- [Information shown]
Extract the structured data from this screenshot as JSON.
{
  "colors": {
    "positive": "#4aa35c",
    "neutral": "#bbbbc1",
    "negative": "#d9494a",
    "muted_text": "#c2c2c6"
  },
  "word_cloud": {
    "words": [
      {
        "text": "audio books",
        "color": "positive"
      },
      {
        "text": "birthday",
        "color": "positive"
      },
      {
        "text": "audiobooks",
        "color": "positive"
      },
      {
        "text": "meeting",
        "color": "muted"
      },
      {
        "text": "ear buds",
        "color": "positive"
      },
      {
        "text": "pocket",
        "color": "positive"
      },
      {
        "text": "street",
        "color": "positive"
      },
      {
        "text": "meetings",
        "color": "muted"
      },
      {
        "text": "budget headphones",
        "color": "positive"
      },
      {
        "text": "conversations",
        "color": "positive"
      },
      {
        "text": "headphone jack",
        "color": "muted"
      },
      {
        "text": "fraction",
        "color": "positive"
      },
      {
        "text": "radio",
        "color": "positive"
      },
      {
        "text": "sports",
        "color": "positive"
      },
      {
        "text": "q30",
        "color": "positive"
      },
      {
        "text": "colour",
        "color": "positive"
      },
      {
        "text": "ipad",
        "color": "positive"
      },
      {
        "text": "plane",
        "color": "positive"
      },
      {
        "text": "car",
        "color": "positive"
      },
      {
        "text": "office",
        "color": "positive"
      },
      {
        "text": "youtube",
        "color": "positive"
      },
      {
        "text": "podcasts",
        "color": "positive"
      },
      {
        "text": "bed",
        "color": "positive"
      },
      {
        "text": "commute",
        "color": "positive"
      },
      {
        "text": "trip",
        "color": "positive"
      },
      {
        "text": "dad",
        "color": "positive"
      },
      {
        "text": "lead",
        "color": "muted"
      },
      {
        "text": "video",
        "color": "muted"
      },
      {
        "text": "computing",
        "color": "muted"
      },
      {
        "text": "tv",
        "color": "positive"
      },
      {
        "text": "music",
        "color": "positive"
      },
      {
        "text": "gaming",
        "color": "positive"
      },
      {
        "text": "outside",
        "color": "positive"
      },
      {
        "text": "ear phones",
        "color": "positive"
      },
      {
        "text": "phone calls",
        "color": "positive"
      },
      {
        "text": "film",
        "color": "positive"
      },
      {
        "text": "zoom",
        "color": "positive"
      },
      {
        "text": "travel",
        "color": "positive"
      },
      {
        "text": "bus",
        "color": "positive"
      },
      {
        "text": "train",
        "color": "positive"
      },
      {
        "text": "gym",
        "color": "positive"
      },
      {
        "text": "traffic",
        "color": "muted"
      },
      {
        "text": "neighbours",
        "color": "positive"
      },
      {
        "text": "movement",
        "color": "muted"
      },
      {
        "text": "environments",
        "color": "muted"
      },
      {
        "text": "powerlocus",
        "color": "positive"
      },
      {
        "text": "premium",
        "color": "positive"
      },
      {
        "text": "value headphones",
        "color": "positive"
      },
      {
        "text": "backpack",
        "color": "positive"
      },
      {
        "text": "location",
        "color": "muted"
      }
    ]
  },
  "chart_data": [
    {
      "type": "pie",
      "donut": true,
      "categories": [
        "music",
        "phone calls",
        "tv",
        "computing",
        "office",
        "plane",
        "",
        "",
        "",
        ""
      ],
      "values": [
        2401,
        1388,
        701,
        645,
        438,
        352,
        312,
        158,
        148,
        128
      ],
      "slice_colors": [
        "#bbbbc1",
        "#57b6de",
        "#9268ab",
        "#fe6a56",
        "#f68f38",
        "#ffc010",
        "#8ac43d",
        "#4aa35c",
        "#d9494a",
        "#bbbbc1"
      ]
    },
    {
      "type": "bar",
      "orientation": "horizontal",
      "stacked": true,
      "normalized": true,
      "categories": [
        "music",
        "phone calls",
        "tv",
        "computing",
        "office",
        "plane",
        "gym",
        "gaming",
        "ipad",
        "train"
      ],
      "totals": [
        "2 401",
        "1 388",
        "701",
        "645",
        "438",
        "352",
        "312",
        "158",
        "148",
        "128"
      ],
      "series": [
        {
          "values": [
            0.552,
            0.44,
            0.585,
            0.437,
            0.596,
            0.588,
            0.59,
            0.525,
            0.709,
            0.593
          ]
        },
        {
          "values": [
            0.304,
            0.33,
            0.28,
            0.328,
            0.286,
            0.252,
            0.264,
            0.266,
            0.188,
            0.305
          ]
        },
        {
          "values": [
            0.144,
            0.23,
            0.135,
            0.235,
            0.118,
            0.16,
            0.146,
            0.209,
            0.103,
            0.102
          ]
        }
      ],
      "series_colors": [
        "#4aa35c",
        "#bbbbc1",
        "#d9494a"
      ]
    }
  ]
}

* * *

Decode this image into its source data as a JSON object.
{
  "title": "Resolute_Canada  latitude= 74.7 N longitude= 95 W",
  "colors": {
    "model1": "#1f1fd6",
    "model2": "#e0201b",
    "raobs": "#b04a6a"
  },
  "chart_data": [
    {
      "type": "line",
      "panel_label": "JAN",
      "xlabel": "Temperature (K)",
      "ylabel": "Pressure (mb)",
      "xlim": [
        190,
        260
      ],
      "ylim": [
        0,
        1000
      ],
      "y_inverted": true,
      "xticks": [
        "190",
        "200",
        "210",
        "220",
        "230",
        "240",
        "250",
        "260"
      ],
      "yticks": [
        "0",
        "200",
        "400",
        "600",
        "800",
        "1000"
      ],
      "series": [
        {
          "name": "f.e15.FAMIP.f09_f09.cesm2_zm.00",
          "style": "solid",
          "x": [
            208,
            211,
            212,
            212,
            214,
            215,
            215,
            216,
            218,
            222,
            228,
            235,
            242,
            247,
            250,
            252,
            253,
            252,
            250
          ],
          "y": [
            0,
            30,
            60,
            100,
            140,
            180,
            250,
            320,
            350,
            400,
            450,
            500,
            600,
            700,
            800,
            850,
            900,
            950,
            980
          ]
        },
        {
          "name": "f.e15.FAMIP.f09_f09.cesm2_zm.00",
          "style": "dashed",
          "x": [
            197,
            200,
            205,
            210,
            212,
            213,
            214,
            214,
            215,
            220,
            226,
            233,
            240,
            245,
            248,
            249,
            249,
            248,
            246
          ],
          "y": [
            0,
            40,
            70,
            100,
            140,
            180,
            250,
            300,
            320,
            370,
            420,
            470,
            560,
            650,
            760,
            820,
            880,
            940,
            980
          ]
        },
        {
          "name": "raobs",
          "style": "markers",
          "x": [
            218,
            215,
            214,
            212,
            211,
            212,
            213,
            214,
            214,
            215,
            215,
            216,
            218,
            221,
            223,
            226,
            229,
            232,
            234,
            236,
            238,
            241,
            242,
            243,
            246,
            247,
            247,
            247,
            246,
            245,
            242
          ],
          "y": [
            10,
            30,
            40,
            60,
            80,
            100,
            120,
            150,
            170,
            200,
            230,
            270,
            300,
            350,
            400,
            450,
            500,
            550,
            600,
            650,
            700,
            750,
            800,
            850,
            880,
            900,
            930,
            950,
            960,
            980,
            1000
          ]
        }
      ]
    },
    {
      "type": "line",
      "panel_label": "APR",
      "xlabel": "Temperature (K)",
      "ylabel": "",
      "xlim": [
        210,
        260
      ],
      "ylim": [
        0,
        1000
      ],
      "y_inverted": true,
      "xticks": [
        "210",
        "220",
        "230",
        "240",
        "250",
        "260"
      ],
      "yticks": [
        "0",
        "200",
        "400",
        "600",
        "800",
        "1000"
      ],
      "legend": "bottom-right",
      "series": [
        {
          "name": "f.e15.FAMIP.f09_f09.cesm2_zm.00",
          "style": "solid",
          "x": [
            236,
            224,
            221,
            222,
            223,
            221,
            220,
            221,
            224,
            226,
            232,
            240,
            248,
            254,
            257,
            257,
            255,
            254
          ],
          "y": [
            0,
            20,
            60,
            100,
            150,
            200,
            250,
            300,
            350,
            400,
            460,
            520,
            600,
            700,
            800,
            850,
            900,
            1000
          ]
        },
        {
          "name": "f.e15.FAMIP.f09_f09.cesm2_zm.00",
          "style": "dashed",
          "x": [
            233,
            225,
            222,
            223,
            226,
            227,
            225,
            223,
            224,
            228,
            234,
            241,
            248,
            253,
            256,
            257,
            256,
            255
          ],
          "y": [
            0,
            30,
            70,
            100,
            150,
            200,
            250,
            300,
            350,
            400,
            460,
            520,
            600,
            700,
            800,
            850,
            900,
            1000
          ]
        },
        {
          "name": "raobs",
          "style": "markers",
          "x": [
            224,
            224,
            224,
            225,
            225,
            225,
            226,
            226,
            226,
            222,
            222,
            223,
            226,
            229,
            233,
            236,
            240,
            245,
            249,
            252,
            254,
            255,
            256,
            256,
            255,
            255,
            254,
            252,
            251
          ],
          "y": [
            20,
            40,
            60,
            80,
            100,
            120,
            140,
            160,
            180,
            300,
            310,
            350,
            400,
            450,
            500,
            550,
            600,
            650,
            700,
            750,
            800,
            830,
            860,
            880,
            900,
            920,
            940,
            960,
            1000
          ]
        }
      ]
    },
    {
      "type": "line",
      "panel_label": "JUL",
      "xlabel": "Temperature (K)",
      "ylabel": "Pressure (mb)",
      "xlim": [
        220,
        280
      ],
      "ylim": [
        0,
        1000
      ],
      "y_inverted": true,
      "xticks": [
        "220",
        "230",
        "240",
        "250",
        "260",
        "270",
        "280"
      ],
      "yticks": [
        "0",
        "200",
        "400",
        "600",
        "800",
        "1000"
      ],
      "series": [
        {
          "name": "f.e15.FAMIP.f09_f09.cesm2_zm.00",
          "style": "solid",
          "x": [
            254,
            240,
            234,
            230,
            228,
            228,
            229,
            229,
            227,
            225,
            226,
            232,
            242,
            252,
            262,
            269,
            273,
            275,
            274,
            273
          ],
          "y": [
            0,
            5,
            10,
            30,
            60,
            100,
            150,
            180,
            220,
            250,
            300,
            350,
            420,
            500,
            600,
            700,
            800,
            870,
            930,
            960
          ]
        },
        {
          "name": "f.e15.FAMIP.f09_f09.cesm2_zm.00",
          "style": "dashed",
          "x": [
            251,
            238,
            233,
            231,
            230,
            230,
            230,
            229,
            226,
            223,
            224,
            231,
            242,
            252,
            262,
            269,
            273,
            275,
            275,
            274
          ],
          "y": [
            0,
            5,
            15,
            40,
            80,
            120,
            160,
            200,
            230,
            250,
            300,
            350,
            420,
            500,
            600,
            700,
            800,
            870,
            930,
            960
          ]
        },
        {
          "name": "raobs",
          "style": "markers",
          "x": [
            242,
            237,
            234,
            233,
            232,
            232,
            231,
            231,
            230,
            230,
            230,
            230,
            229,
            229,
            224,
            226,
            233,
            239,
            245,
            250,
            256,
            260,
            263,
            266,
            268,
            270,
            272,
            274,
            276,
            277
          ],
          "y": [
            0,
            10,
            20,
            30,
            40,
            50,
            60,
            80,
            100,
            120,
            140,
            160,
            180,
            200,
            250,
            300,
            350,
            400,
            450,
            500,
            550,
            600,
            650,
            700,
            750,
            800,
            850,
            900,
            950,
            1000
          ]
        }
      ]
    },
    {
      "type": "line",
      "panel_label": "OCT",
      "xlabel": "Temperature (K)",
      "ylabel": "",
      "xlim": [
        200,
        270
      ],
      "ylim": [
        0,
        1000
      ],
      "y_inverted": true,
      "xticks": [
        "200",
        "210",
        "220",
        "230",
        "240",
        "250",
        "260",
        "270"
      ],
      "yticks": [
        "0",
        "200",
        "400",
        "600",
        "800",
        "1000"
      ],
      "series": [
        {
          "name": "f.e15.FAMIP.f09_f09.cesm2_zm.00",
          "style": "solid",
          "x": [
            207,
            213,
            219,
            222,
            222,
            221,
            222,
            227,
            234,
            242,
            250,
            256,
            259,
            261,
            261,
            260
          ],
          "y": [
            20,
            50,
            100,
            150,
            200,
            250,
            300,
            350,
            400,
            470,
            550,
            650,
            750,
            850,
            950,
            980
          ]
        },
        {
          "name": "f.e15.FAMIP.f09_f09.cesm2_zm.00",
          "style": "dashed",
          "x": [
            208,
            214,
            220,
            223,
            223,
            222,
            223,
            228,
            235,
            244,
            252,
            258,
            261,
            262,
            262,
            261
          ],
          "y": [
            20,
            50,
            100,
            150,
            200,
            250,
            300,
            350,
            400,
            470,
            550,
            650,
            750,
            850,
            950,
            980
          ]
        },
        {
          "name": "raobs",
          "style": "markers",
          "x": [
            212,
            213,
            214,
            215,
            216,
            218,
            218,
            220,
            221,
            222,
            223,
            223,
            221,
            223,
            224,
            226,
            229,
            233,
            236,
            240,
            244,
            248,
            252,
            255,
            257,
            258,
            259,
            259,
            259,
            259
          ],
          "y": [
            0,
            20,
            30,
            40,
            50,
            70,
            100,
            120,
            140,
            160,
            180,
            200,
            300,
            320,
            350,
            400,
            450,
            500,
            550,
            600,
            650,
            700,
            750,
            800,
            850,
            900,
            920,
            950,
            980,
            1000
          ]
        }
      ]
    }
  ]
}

- [Given exercise] Every line in the data that holds "JSON" should be copied out.

- [The answer]
Extract the structured data from this screenshot as JSON.
Decode this image into its source data as a JSON object.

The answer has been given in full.